(Written task)
Check each line of the listing below for the string "vecchio", and copy the ones that have it.

[Begin]

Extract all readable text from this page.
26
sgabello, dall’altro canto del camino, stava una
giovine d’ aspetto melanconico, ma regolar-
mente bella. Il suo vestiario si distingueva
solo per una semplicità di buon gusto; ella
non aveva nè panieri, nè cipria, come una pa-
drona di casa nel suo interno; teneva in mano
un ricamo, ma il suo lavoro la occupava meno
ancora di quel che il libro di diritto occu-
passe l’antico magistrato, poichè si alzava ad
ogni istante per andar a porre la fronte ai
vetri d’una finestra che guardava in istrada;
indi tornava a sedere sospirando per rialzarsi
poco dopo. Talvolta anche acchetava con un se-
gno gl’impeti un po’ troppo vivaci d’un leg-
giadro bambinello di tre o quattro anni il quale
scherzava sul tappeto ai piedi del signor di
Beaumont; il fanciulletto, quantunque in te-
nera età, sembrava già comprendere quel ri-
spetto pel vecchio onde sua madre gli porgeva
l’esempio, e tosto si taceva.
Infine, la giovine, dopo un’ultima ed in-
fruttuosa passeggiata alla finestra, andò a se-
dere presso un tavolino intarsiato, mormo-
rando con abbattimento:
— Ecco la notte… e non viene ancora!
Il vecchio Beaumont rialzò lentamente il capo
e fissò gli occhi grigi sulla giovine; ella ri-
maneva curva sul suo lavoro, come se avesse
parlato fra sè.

[End]

(Response)
spetto pel vecchio onde sua madre gli porgeva
Il vecchio Beaumont rialzò lentamente il capo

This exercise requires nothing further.